** DOCUMENT SEGMENT follows **

H.5 I’m In Too Much Pain
Concerning working with others, there are people I know who refuse to be involved in service because they have been seriously hurt by a person within the Church. They may refuse to become a member because with that level of commitment they know they’ll be asked to serve, and with service comes the risk of more pain. Others have dropped completely out of fellowship, living in self-imposed exile. I don’t belittle the pain, because it can be delivered by the most trusted people, inflicting damage against someone who is perfectly innocent.
We may feel destroyed, but we remain a child of God. Short of heaven, there may never be an answer to the question we ask God, “Why me?” But with that question there’s a second question that has to follow, “Lord, do you love me?” That question always has this answer, “Yes, forever with my whole heart, to the extent of my horribly painful death with you on my mind.”
“See my hands, my feet, my side, the stripes on my back, and wounds on my head. They are there because I love you. I too have been abused, and I have suffered when innocent.” In this life you may not forget abuse, but need not be defined by it. He alone knows every tear that’s been shed, every tormenting memory over many years. He identifies with your suffering. He says, “Be like me. Identify with me and forgive those who have caused you pain. I forgave those who carried out my execution, who stripped and humiliated me as if I were an insect in their collection, and I love you and have forgiven you for your part in my suffering.”
In that context, the ‘who’ and ‘why’ of past pain is at least diminished, and hopefully irrelevant. Yes, there is probably a huge amount of healing involved, but you have not been disowned, or disqualified, or declared exempt from service. Your future includes checking out of the hospital and putting your shoulder to the wheel. Be with your sisters and brothers, the gathering of His family and friends, the eternal Family of God.

** End of DOCUMENT SEGMENT **
** RECORDS SUPPLIED follows **

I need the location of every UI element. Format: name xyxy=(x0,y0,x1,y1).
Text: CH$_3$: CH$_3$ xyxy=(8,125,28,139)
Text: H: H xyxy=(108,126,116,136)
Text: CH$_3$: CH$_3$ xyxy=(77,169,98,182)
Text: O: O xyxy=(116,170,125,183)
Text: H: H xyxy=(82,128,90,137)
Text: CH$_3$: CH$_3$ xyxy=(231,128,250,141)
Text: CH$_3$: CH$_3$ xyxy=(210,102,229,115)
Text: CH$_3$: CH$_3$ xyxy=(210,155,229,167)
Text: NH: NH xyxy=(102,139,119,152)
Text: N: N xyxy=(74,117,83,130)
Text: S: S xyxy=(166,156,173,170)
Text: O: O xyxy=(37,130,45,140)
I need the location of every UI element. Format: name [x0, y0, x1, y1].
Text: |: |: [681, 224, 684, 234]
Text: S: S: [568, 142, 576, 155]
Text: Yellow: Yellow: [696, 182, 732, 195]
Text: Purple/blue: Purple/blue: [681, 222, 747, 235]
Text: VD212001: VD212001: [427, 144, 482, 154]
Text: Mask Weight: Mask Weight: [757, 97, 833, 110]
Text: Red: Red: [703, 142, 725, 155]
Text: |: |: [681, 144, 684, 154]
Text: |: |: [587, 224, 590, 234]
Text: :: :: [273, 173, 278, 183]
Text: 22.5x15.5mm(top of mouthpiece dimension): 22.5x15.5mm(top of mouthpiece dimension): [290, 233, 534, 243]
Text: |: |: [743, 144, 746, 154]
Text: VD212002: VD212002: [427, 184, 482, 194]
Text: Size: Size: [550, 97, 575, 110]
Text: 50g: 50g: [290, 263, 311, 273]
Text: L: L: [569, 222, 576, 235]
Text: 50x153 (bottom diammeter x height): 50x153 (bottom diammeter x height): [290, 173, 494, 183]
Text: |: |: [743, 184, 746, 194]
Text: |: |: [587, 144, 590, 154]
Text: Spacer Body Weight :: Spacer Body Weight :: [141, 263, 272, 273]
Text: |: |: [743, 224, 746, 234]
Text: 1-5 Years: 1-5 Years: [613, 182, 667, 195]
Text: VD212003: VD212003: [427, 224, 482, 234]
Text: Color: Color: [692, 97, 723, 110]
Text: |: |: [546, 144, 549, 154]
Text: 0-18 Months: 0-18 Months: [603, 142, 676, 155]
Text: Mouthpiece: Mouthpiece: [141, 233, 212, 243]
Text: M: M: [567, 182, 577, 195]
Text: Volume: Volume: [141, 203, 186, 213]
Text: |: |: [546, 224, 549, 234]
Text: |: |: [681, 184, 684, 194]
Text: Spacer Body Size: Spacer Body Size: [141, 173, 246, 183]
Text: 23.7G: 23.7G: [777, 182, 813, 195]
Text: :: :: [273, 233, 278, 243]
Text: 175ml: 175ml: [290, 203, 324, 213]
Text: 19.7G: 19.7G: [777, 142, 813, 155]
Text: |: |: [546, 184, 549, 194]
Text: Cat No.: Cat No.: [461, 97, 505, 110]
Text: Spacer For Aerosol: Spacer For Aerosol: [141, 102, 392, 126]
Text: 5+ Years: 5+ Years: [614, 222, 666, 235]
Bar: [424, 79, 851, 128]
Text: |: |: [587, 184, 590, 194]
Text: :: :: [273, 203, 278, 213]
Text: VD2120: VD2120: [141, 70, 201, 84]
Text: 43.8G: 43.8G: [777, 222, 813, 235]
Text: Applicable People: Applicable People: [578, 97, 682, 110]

** End of RECORDS SUPPLIED **

### PROBLEM 1:
Answer these questions from the section titled "I'm In Too Much Pain," one line each:
(a) What do some hurt people refuse to become, knowing they would be asked to serve?
(b) What question has to follow the question "Why me?"
(c) What does the section say your future includes?
### PROBLEM 2:
Do these statements agree with the section titled "I'm In Too Much Pain"? Answer yes or no for each and quote the words that decide it.
(a) The pain can come from the most trusted people.
(b) An answer to "Why me?" will always come in this life.
(c) Someone who has been hurt is exempt from service.
### PROBLEM 3:
Output the part of the section titled "I'm In Too Much Pain" that starts at "H.5 I’m In Too" and ends at "is perfectly innocent.".

### SOLUTION 1:
(a) A member.
(b) "Lord, do you love me?"
(c) Checking out of the hospital and putting your shoulder to the wheel.

### SOLUTION 2:
(a) Yes: "it can be delivered by the most trusted people"
(b) No: "Short of heaven, there may never be an answer to the question we ask God, “Why me?”"
(c) No: "you have not been disowned, or disqualified, or declared exempt from service"

### SOLUTION 3:
H.5 I’m In Too Much Pain
Concerning working with others, there are people I know who refuse to be involved in service because they have been seriously hurt by a person within the Church. They may refuse to become a member because with that level of commitment they know they’ll be asked to serve, and with service comes the risk of more pain. Others have dropped completely out of fellowship, living in self-imposed exile. I don’t belittle the pain, because it can be delivered by the most trusted people, inflicting damage against someone who is perfectly innocent.